Wherever a line in the records below contains "Reduce", copy that line.
[GIVEN RECORDS]
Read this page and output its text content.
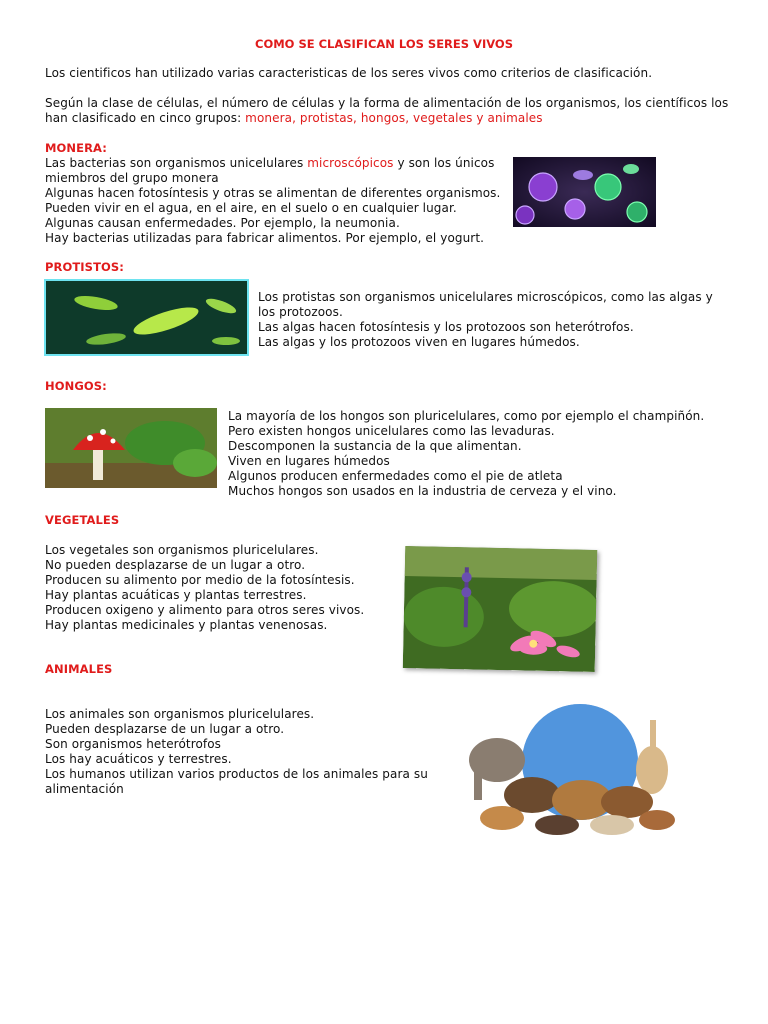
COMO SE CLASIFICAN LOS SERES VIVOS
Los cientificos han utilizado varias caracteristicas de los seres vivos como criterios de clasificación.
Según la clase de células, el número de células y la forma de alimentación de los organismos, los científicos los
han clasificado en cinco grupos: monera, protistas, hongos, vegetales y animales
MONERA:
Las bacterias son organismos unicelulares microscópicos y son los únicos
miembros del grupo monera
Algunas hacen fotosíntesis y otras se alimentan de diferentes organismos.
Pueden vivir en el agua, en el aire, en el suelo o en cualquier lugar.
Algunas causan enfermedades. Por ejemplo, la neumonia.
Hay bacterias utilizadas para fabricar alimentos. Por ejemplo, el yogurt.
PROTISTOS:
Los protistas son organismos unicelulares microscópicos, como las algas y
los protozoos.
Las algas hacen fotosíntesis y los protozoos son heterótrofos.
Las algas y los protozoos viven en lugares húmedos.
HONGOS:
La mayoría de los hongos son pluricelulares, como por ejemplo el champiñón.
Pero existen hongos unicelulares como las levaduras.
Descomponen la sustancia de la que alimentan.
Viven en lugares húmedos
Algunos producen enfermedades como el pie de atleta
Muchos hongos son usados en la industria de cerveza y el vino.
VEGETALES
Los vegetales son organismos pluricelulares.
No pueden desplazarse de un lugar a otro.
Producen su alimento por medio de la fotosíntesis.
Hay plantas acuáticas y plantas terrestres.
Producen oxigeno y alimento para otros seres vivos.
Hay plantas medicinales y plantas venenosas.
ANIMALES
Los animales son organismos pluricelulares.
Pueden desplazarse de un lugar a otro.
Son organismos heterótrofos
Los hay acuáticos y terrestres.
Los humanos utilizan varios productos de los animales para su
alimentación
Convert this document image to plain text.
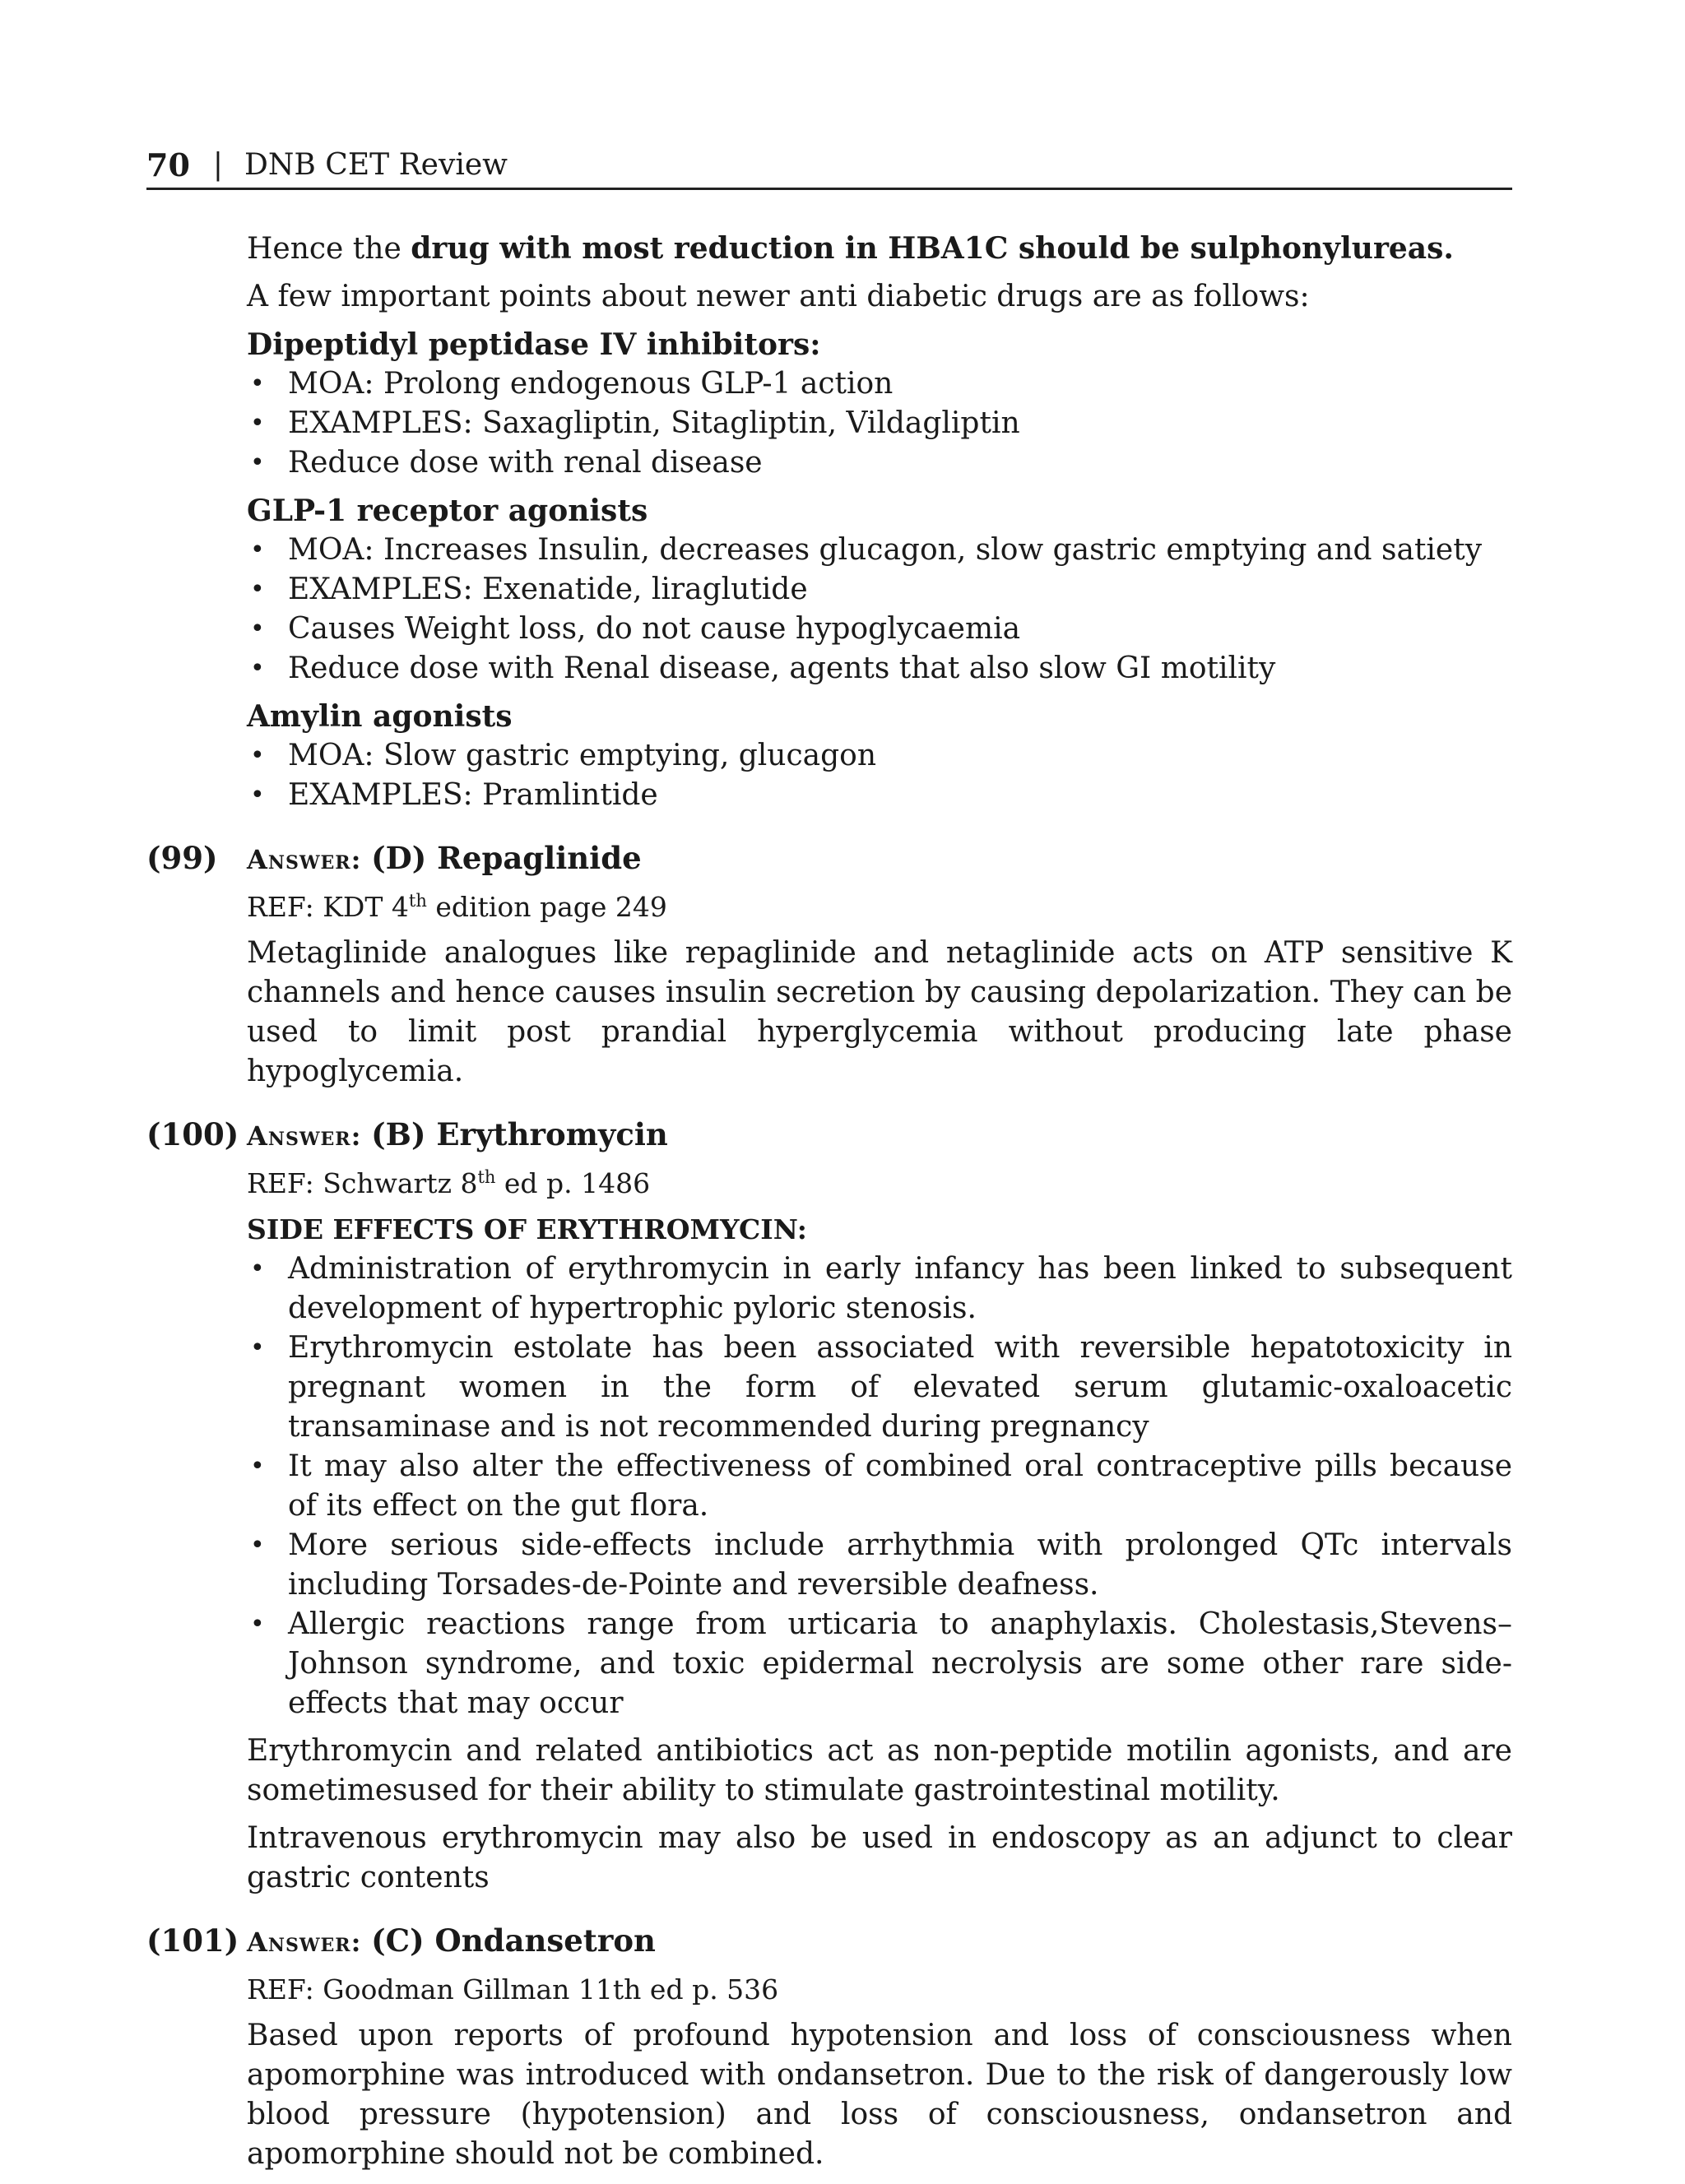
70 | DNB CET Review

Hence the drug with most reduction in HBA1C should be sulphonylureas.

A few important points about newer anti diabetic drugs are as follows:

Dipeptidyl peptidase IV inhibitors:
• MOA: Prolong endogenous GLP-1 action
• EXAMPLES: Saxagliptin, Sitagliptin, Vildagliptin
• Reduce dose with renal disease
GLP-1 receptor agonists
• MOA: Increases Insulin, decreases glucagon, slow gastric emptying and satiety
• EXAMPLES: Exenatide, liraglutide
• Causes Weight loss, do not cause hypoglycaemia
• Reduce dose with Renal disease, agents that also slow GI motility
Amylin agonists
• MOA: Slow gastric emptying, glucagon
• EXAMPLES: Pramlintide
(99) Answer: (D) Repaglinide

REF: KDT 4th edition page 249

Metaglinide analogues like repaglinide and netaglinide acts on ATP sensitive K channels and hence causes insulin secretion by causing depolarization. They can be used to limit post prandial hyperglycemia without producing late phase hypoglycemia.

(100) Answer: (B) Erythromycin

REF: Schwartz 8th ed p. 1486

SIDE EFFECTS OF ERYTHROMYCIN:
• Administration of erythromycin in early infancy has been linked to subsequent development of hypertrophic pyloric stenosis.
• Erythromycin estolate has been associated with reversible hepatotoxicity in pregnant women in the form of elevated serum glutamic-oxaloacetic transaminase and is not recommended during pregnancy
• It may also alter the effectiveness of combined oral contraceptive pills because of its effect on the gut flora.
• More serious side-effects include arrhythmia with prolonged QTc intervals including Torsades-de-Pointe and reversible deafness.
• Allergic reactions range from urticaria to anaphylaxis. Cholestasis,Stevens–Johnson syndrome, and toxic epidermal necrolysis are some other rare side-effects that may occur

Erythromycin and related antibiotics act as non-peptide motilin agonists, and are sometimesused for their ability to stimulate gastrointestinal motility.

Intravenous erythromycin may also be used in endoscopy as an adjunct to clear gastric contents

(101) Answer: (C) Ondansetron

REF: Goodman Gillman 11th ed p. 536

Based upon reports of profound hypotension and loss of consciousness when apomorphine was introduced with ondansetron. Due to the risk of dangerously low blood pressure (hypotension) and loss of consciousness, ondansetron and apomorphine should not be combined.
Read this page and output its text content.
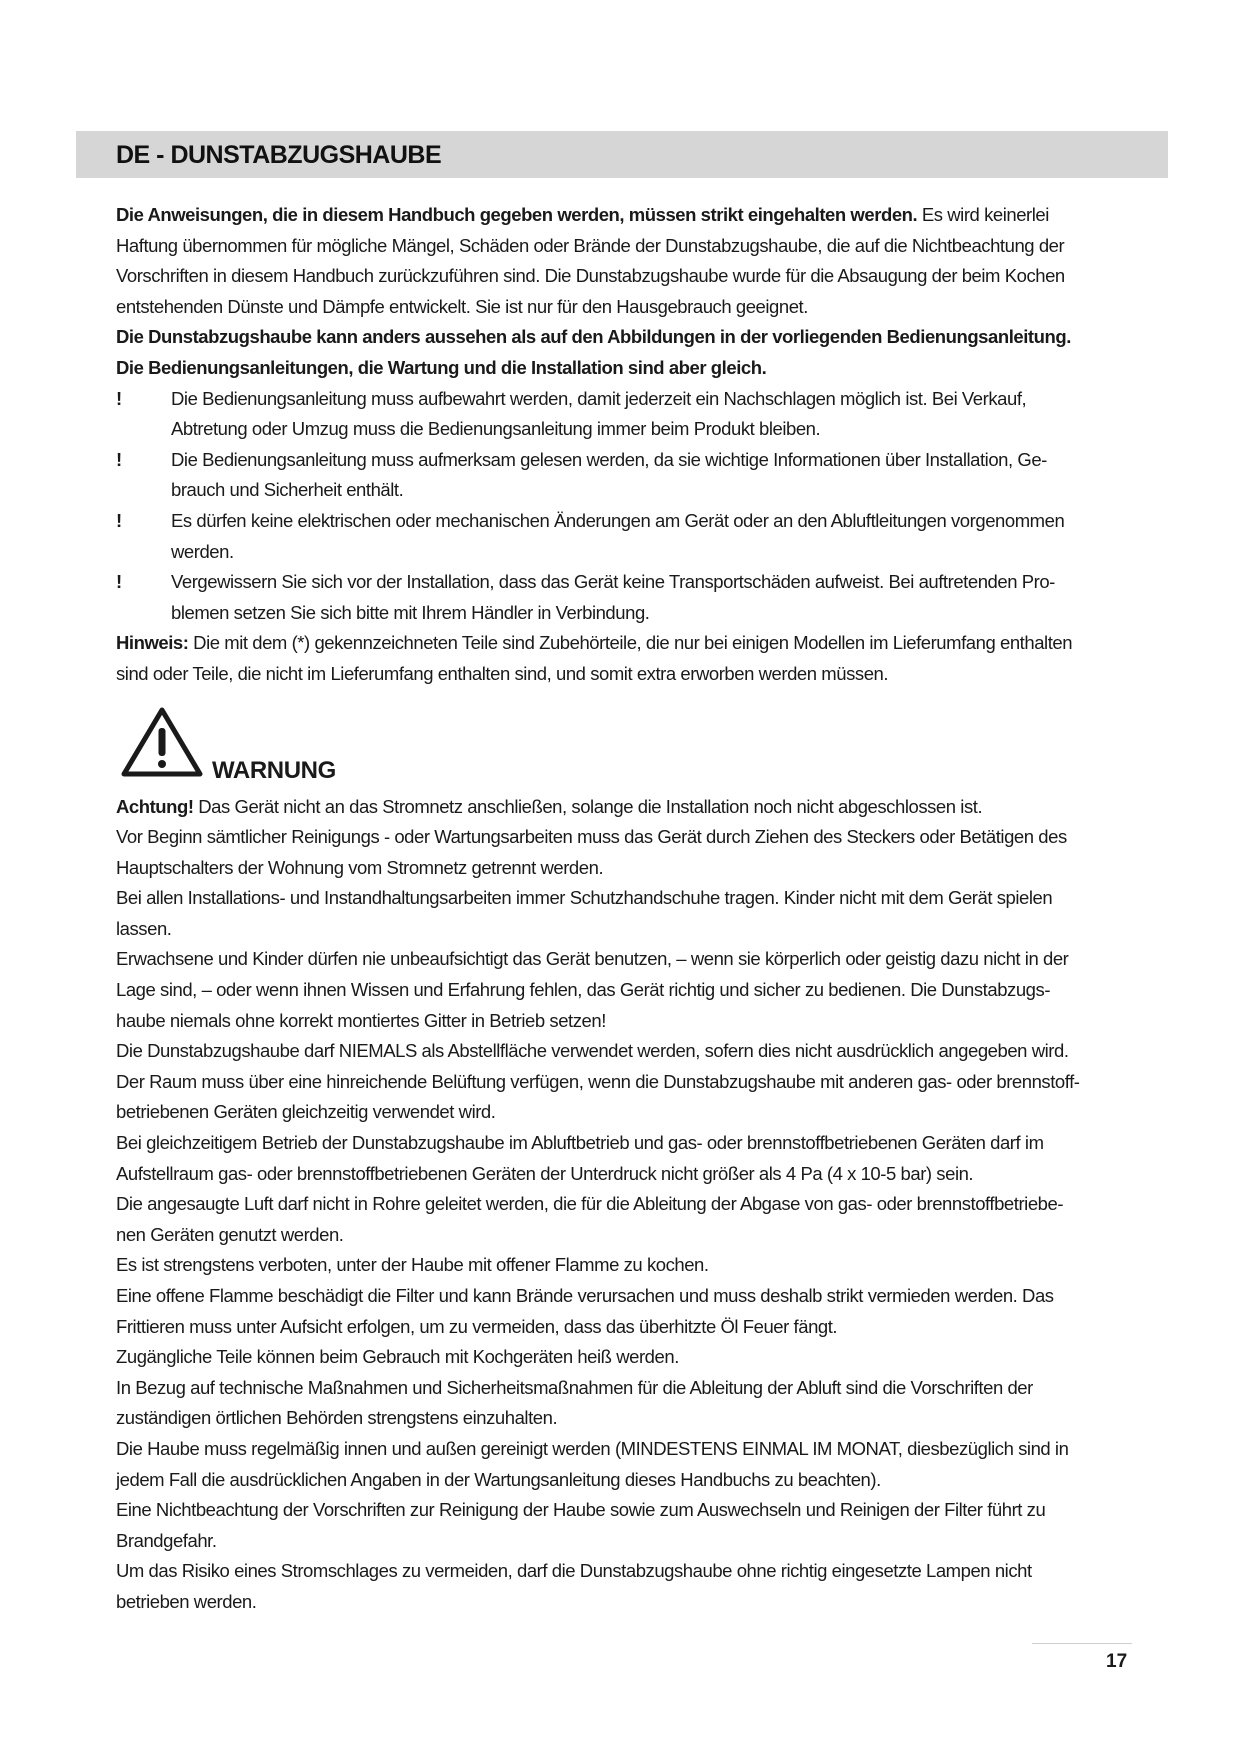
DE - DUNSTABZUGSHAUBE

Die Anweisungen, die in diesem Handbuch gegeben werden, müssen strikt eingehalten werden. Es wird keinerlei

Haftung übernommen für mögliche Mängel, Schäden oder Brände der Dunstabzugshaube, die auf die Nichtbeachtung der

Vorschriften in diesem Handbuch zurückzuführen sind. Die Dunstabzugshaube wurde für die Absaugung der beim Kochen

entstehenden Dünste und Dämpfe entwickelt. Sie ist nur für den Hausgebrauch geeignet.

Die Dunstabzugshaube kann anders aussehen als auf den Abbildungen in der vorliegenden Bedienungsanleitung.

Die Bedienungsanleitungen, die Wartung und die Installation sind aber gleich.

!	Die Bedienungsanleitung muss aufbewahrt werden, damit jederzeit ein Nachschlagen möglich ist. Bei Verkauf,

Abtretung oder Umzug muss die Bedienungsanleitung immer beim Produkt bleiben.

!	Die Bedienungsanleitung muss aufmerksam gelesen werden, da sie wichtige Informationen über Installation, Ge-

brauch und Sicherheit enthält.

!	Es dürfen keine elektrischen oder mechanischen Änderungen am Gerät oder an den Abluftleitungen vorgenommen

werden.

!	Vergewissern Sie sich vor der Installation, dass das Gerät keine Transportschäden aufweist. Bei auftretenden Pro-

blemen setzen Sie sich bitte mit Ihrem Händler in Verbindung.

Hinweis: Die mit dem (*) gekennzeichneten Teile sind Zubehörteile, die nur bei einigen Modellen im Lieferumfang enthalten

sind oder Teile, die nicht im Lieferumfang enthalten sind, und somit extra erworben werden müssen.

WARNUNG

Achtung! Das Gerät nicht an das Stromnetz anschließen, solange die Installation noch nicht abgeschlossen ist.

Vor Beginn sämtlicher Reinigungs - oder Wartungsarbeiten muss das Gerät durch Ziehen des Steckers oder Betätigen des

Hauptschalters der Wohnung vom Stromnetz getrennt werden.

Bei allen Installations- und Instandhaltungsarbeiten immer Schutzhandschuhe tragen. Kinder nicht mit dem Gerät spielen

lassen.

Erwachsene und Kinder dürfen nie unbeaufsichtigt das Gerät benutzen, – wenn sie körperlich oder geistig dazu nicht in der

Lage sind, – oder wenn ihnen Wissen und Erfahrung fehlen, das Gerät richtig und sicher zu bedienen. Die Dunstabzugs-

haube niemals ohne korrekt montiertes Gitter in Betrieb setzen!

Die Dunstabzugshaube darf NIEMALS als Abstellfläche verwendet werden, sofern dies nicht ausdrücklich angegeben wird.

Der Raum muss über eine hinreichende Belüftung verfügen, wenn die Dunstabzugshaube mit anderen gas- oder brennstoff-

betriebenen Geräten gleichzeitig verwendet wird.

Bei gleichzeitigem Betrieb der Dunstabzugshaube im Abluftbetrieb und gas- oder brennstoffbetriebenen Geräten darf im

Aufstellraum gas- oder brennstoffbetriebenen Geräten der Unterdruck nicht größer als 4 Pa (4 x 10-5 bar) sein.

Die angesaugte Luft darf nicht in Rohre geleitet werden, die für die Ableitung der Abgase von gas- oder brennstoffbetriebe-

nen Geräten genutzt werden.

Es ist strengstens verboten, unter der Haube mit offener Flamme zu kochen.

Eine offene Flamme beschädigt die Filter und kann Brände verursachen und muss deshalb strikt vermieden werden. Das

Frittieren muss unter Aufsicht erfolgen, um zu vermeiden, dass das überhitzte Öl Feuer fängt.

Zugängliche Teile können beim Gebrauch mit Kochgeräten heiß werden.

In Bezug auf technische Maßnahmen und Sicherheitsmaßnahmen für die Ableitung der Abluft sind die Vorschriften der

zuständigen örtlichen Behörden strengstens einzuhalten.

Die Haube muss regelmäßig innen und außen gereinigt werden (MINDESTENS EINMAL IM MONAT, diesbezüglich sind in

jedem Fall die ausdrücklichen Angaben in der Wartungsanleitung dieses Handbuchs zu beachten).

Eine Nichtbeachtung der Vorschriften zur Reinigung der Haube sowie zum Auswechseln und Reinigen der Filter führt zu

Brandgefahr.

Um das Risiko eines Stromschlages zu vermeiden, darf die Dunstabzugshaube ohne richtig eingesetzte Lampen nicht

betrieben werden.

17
[/GIVEN RECORDS]
_RESULT FOR THIS TASK_.
• Reduce dose with renal disease
• Reduce dose with Renal disease, agents that also slow GI motility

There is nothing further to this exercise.